[Written instruction]: Track down each line that has the word "name" and copy it.

[Extracted material]:
++++++
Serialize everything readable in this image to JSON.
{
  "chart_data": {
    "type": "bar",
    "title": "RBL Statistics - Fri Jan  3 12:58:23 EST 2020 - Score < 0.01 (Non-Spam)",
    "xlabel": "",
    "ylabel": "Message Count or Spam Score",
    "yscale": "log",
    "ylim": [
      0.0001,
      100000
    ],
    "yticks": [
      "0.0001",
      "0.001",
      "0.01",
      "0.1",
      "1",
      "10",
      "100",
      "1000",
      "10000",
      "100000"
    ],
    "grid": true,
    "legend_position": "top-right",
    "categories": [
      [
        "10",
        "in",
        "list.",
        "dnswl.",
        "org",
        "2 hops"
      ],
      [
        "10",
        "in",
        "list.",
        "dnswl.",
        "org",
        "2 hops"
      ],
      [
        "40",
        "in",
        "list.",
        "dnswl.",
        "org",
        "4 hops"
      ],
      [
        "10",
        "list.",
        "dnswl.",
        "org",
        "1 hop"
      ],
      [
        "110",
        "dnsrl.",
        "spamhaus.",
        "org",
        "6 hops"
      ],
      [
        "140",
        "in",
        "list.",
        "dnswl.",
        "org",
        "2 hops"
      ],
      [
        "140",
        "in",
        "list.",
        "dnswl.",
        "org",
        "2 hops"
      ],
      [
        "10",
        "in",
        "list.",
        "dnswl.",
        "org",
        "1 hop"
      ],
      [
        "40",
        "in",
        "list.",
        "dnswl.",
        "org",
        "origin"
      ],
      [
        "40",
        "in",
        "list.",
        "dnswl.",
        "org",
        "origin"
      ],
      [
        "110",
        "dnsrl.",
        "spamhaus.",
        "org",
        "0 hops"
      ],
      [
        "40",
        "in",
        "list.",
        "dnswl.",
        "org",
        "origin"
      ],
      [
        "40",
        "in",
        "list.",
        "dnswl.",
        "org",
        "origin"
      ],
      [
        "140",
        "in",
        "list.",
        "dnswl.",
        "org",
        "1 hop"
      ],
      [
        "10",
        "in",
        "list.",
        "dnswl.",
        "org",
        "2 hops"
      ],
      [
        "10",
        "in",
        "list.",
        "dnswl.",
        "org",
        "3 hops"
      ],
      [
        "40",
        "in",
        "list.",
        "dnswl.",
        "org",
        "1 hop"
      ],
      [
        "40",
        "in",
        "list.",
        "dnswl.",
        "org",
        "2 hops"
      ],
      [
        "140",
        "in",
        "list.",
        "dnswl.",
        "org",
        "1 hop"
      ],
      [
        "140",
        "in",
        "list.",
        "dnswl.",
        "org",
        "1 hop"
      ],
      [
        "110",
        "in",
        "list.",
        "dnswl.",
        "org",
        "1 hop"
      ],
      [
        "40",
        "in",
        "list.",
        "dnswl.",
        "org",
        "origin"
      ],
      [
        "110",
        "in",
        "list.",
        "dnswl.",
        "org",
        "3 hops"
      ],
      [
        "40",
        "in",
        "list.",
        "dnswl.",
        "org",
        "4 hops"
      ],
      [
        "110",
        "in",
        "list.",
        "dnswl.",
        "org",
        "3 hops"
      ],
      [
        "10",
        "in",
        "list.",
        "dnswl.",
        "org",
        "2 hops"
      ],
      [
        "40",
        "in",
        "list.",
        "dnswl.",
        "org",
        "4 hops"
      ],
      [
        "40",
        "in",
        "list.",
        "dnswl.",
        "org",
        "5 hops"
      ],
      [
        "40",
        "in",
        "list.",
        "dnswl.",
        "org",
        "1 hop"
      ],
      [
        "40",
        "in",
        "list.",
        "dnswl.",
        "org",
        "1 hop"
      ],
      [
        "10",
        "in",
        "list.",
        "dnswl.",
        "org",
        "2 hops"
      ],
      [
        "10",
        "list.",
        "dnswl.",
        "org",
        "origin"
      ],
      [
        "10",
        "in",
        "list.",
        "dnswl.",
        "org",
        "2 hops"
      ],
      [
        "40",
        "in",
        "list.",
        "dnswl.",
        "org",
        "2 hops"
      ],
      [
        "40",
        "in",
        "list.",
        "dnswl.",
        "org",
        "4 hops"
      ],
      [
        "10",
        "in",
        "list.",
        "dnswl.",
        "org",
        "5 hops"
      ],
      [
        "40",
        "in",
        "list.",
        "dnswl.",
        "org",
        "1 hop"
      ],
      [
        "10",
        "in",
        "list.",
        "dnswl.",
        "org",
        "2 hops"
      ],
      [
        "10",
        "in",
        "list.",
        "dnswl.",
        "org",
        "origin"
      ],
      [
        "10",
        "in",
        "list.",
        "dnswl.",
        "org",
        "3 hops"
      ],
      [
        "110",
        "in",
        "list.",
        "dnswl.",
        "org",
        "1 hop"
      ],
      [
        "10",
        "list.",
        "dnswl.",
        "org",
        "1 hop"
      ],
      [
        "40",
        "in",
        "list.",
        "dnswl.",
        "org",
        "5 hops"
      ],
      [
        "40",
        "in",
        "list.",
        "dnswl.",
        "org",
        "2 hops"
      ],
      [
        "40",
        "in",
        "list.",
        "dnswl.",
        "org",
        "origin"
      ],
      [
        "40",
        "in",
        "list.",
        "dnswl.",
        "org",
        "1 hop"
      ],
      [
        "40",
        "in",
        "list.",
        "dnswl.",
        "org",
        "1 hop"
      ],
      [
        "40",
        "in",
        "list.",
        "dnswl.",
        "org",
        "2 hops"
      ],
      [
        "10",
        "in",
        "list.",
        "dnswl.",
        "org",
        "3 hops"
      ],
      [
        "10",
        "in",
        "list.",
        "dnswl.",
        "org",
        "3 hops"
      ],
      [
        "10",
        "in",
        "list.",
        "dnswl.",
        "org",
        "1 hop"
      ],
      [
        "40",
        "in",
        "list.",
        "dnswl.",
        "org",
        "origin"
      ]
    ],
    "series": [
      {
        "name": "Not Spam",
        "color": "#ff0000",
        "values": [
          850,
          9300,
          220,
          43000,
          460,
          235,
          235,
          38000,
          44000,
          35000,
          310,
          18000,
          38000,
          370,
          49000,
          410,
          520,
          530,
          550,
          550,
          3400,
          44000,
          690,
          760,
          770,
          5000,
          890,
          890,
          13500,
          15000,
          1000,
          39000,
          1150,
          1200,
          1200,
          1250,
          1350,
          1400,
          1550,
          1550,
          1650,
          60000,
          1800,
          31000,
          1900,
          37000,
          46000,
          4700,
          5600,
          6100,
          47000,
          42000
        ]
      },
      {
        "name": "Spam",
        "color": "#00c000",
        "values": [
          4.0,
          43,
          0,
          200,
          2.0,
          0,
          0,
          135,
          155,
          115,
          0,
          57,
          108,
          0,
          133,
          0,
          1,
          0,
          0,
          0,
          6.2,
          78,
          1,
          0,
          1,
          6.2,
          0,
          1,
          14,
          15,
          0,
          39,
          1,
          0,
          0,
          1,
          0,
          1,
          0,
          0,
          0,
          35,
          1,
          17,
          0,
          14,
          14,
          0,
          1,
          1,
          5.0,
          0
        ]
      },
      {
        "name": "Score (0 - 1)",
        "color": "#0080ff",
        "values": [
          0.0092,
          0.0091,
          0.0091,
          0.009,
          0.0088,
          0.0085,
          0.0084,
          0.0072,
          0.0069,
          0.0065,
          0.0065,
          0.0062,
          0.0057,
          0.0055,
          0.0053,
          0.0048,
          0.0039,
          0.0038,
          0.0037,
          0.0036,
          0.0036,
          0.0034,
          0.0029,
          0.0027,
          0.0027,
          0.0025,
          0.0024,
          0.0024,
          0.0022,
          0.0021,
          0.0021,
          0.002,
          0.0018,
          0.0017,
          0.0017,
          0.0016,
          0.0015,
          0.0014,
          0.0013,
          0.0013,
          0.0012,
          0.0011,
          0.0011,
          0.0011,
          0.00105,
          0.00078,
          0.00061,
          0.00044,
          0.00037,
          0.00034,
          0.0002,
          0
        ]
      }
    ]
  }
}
++++++
[Finished task]:
        "name": "Not Spam",
        "name": "Spam",
        "name": "Score (0 - 1)",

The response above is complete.